■ WHAT THE EXERCISE ASKS
Copy out all the entries exactly.

■ DATA SUPPLIED
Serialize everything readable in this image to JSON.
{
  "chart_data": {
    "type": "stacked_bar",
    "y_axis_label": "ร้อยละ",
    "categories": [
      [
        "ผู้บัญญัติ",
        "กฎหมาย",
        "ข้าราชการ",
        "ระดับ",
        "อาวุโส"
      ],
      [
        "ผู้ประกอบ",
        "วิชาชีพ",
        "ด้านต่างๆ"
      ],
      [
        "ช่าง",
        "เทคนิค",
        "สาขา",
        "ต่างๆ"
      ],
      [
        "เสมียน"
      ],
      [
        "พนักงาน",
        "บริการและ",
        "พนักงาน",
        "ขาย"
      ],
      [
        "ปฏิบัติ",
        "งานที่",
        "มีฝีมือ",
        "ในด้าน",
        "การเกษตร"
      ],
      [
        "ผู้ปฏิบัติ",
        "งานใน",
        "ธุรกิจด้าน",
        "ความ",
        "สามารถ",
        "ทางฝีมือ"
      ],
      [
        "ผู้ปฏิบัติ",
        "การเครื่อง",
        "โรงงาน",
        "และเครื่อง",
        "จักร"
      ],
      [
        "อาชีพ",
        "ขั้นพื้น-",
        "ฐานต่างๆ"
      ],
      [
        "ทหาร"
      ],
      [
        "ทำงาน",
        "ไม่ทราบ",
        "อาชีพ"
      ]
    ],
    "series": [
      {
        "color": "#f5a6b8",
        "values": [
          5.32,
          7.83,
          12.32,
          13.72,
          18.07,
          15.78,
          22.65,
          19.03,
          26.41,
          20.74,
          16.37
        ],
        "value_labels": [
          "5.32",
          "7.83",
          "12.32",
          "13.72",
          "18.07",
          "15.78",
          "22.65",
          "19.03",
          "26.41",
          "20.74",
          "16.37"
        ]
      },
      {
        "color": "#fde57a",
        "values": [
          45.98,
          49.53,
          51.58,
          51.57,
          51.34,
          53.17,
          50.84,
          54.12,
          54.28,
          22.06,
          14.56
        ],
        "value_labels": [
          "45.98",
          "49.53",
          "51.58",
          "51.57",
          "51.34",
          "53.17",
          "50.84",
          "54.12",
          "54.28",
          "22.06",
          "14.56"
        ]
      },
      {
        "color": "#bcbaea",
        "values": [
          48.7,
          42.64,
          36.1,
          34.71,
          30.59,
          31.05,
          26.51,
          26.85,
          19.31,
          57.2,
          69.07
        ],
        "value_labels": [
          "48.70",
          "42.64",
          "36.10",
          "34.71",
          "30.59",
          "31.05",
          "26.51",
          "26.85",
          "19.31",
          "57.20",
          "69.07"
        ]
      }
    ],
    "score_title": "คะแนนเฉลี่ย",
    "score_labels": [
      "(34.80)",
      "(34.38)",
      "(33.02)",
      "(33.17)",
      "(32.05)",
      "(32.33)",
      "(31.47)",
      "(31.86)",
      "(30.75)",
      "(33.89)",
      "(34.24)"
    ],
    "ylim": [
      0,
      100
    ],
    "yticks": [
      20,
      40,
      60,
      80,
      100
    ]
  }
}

■ ANSWER TO THIS EXERCISE
Serialize everything readable in this image to JSON.
{
  "chart_data": {
    "type": "stacked_bar",
    "y_axis_label": "ร้อยละ",
    "categories": [
      [
        "ผู้บัญญัติ",
        "กฎหมาย",
        "ข้าราชการ",
        "ระดับ",
        "อาวุโส"
      ],
      [
        "ผู้ประกอบ",
        "วิชาชีพ",
        "ด้านต่างๆ"
      ],
      [
        "ช่าง",
        "เทคนิค",
        "สาขา",
        "ต่างๆ"
      ],
      [
        "เสมียน"
      ],
      [
        "พนักงาน",
        "บริการและ",
        "พนักงาน",
        "ขาย"
      ],
      [
        "ปฏิบัติ",
        "งานที่",
        "มีฝีมือ",
        "ในด้าน",
        "การเกษตร"
      ],
      [
        "ผู้ปฏิบัติ",
        "งานใน",
        "ธุรกิจด้าน",
        "ความ",
        "สามารถ",
        "ทางฝีมือ"
      ],
      [
        "ผู้ปฏิบัติ",
        "การเครื่อง",
        "โรงงาน",
        "และเครื่อง",
        "จักร"
      ],
      [
        "อาชีพ",
        "ขั้นพื้น-",
        "ฐานต่างๆ"
      ],
      [
        "ทหาร"
      ],
      [
        "ทำงาน",
        "ไม่ทราบ",
        "อาชีพ"
      ]
    ],
    "series": [
      {
        "color": "#f5a6b8",
        "values": [
          5.32,
          7.83,
          12.32,
          13.72,
          18.07,
          15.78,
          22.65,
          19.03,
          26.41,
          20.74,
          16.37
        ],
        "value_labels": [
          "5.32",
          "7.83",
          "12.32",
          "13.72",
          "18.07",
          "15.78",
          "22.65",
          "19.03",
          "26.41",
          "20.74",
          "16.37"
        ]
      },
      {
        "color": "#fde57a",
        "values": [
          45.98,
          49.53,
          51.58,
          51.57,
          51.34,
          53.17,
          50.84,
          54.12,
          54.28,
          22.06,
          14.56
        ],
        "value_labels": [
          "45.98",
          "49.53",
          "51.58",
          "51.57",
          "51.34",
          "53.17",
          "50.84",
          "54.12",
          "54.28",
          "22.06",
          "14.56"
        ]
      },
      {
        "color": "#bcbaea",
        "values": [
          48.7,
          42.64,
          36.1,
          34.71,
          30.59,
          31.05,
          26.51,
          26.85,
          19.31,
          57.2,
          69.07
        ],
        "value_labels": [
          "48.70",
          "42.64",
          "36.10",
          "34.71",
          "30.59",
          "31.05",
          "26.51",
          "26.85",
          "19.31",
          "57.20",
          "69.07"
        ]
      }
    ],
    "score_title": "คะแนนเฉลี่ย",
    "score_labels": [
      "(34.80)",
      "(34.38)",
      "(33.02)",
      "(33.17)",
      "(32.05)",
      "(32.33)",
      "(31.47)",
      "(31.86)",
      "(30.75)",
      "(33.89)",
      "(34.24)"
    ],
    "ylim": [
      0,
      100
    ],
    "yticks": [
      20,
      40,
      60,
      80,
      100
    ]
  }
}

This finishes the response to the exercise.